= REQUEST =
Pick out every row below that contains the string "screenshot", treating uppercase and lowercase letters as distinct, and copy each such row in full.
═════ GIVEN RECORDS ═════
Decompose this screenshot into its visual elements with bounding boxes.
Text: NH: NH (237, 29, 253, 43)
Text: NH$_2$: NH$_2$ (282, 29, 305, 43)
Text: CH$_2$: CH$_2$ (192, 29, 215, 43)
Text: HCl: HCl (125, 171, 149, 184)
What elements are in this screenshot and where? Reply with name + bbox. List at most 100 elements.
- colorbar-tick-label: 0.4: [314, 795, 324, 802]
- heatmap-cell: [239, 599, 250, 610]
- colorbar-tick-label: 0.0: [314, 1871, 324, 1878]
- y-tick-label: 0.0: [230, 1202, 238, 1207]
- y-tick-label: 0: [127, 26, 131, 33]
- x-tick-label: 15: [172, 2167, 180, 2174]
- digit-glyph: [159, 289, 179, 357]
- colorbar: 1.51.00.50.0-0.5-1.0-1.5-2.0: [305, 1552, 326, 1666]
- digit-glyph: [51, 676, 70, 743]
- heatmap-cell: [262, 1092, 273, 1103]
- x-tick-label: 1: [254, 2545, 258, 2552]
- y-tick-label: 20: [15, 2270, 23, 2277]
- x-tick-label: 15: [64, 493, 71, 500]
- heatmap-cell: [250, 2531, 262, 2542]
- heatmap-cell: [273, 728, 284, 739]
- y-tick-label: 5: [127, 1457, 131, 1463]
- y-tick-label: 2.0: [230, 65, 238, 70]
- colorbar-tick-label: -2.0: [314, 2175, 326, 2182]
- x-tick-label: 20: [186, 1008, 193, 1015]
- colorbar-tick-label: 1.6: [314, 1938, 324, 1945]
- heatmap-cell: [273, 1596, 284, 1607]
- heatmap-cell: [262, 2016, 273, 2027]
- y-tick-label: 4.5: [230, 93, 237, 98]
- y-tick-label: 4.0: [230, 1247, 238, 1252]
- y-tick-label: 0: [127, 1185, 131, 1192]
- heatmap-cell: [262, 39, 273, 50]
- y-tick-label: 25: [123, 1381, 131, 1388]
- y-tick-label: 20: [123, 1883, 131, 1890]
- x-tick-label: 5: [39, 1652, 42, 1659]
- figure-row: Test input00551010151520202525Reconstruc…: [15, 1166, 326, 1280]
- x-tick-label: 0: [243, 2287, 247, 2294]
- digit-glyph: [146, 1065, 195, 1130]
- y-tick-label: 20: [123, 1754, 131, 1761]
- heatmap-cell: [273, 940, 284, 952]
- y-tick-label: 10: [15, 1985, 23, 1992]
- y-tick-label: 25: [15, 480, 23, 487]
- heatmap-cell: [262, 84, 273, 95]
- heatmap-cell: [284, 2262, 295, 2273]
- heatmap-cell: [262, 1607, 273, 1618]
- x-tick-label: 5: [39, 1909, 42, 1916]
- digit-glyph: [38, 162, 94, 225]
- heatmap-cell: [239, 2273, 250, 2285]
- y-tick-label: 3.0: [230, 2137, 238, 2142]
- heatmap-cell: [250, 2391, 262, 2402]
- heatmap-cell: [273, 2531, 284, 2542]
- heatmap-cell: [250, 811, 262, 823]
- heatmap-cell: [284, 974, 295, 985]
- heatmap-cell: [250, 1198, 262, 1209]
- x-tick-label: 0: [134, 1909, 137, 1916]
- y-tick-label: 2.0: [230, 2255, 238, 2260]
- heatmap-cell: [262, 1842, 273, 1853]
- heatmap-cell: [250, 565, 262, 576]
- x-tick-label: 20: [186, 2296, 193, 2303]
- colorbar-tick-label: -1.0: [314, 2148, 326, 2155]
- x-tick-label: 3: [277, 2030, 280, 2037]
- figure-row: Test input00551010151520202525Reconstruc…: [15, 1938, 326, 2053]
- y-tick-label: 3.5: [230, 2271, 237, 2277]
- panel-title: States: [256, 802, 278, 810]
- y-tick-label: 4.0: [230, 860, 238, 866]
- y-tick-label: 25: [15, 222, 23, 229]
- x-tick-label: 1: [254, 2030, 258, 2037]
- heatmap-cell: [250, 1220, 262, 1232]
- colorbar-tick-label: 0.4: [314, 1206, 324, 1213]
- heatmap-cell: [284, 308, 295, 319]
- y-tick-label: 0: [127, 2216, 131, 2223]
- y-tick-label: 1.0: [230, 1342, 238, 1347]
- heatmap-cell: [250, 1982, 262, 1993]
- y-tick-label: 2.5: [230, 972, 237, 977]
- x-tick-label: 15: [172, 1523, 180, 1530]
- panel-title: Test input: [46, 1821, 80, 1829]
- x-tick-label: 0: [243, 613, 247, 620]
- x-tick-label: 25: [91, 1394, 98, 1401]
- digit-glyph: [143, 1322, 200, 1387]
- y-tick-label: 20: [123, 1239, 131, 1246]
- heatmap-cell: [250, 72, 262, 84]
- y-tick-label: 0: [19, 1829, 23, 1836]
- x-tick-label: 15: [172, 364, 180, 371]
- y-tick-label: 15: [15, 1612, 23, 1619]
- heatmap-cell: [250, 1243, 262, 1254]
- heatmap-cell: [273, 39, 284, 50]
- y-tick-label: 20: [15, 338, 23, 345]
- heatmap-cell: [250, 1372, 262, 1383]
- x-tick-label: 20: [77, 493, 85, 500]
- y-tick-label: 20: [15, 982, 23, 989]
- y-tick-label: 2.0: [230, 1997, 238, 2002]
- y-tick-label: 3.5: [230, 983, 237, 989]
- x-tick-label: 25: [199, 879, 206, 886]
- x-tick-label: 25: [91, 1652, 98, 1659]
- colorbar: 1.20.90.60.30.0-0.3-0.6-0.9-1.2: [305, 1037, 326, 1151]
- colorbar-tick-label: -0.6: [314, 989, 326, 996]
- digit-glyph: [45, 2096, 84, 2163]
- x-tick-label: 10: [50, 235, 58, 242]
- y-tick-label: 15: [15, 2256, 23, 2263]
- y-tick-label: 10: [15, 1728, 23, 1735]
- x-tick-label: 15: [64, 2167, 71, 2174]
═════
= RESPONSE BELOW =
Decompose this screenshot into its visual elements with bounding boxes.
What elements are in this screenshot and where? Reply with name + bbox. List at most 100 elements.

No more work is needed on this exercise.